§ WHAT IS ASKED: Restate each line word for word. Leave out every picture.

§ THE RECORDS:
-----

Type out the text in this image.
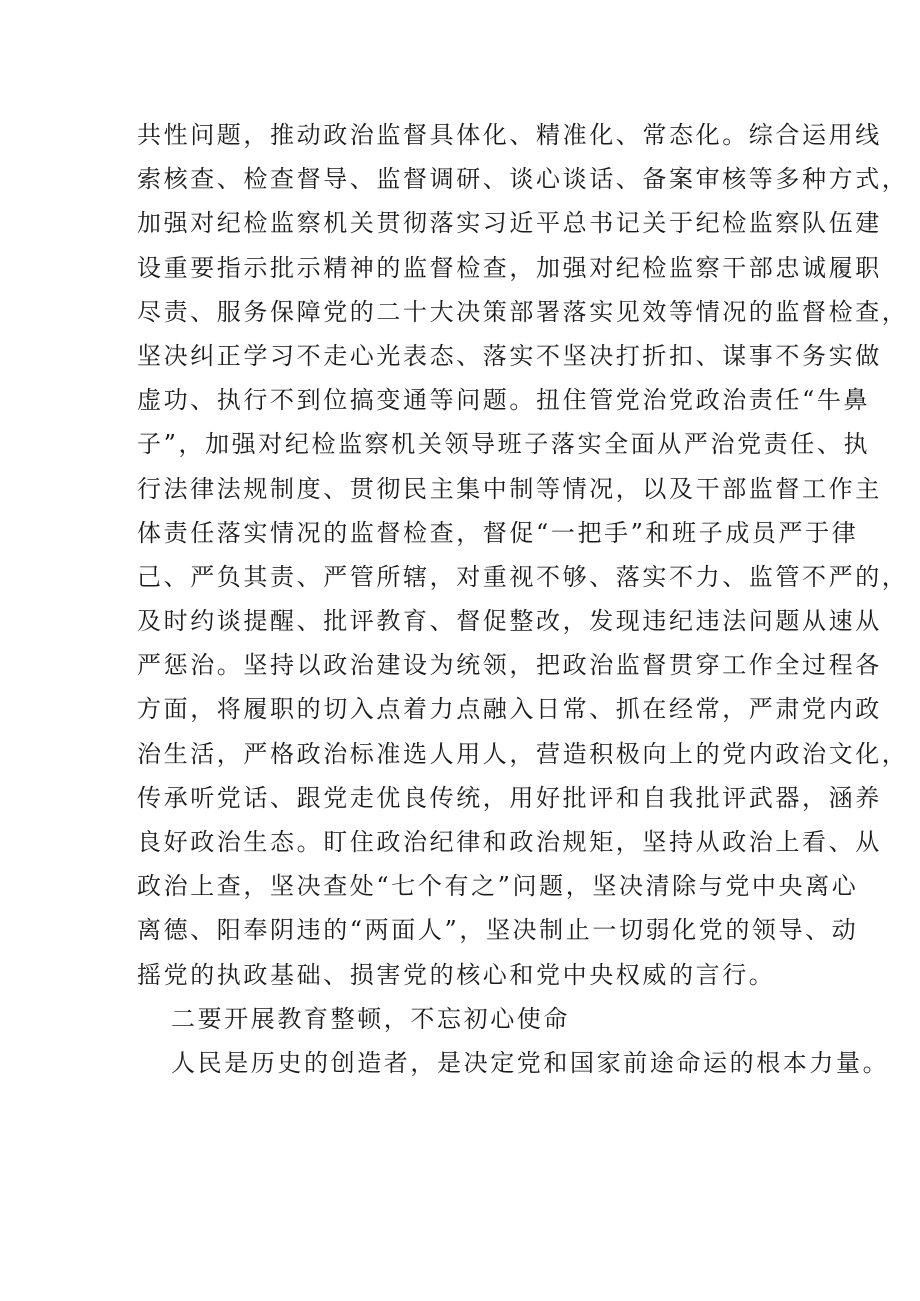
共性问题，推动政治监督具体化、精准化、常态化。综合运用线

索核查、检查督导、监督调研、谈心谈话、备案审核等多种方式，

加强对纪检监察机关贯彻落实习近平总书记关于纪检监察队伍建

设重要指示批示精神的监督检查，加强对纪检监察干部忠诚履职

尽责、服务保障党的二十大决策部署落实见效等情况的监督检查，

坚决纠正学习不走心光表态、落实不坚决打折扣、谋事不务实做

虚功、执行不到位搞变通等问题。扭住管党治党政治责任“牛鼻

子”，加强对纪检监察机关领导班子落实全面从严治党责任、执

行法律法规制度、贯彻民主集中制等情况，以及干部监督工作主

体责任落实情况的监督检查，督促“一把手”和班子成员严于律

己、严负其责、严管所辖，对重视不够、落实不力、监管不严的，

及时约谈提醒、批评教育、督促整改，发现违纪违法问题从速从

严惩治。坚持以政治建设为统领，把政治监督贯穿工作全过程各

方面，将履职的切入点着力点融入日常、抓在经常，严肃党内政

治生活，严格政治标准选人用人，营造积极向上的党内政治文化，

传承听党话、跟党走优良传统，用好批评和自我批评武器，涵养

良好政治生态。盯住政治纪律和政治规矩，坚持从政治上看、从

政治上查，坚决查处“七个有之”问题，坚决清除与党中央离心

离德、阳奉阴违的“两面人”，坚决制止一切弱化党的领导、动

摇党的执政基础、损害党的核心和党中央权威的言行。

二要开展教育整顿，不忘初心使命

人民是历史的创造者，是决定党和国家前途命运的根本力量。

-----

§ TASK RESPONSE:
Type out the text in this image.
共性问题，推动政治监督具体化、精准化、常态化。综合运用线

索核查、检查督导、监督调研、谈心谈话、备案审核等多种方式，

加强对纪检监察机关贯彻落实习近平总书记关于纪检监察队伍建

设重要指示批示精神的监督检查，加强对纪检监察干部忠诚履职

尽责、服务保障党的二十大决策部署落实见效等情况的监督检查，

坚决纠正学习不走心光表态、落实不坚决打折扣、谋事不务实做

虚功、执行不到位搞变通等问题。扭住管党治党政治责任“牛鼻

子”，加强对纪检监察机关领导班子落实全面从严治党责任、执

行法律法规制度、贯彻民主集中制等情况，以及干部监督工作主

体责任落实情况的监督检查，督促“一把手”和班子成员严于律

己、严负其责、严管所辖，对重视不够、落实不力、监管不严的，

及时约谈提醒、批评教育、督促整改，发现违纪违法问题从速从

严惩治。坚持以政治建设为统领，把政治监督贯穿工作全过程各

方面，将履职的切入点着力点融入日常、抓在经常，严肃党内政

治生活，严格政治标准选人用人，营造积极向上的党内政治文化，

传承听党话、跟党走优良传统，用好批评和自我批评武器，涵养

良好政治生态。盯住政治纪律和政治规矩，坚持从政治上看、从

政治上查，坚决查处“七个有之”问题，坚决清除与党中央离心

离德、阳奉阴违的“两面人”，坚决制止一切弱化党的领导、动

摇党的执政基础、损害党的核心和党中央权威的言行。

二要开展教育整顿，不忘初心使命

人民是历史的创造者，是决定党和国家前途命运的根本力量。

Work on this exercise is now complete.